Written problem
Which lines below hold the word "mesures"? Report each one.

◆ ◆ ◆ ◆ ◆

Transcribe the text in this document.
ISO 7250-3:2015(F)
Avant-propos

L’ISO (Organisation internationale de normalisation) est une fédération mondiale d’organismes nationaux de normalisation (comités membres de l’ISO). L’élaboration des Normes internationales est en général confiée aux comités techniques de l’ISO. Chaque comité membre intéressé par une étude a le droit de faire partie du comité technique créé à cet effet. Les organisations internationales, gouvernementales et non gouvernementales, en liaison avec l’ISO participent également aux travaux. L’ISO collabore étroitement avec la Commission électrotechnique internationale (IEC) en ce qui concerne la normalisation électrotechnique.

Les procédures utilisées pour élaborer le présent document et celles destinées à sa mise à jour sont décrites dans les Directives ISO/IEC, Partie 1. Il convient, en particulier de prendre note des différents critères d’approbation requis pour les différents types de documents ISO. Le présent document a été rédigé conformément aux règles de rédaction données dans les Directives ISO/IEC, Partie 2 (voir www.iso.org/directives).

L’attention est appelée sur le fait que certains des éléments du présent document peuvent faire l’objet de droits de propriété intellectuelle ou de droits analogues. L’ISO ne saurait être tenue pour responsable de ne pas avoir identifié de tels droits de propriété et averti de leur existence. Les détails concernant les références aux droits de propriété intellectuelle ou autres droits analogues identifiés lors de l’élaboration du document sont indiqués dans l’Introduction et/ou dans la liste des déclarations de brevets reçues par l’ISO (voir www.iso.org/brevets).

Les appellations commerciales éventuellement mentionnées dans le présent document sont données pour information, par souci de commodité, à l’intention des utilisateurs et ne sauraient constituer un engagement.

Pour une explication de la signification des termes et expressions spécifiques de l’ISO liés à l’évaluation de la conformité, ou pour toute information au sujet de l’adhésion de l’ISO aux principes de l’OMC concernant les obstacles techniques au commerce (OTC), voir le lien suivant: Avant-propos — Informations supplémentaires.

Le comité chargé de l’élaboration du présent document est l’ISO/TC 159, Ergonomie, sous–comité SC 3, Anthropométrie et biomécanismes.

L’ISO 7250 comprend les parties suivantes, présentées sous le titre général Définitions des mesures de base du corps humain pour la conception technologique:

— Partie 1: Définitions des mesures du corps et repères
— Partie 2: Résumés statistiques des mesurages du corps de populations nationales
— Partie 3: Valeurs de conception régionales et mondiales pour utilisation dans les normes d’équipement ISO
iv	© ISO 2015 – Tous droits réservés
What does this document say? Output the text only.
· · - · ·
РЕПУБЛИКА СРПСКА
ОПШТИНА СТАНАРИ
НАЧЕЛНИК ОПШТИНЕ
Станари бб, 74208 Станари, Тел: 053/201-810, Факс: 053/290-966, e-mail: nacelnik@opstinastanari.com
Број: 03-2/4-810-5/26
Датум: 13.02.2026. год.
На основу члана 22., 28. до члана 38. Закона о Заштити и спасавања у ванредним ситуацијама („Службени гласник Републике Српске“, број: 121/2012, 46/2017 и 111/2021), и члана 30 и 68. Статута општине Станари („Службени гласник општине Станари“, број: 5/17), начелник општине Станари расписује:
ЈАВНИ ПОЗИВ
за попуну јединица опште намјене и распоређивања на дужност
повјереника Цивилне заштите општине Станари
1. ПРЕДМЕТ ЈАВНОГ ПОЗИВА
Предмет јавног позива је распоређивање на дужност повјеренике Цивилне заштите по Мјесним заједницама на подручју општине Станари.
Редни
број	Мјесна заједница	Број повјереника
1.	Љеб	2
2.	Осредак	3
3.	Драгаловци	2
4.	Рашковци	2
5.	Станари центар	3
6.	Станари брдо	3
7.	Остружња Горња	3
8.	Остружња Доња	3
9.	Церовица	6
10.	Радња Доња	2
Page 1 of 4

◆ ◆ ◆ ◆ ◆

Finished answer
L’ISO 7250 comprend les parties suivantes, présentées sous le titre général Définitions des mesures de base du corps humain pour la conception technologique:
— Partie 1: Définitions des mesures du corps et repères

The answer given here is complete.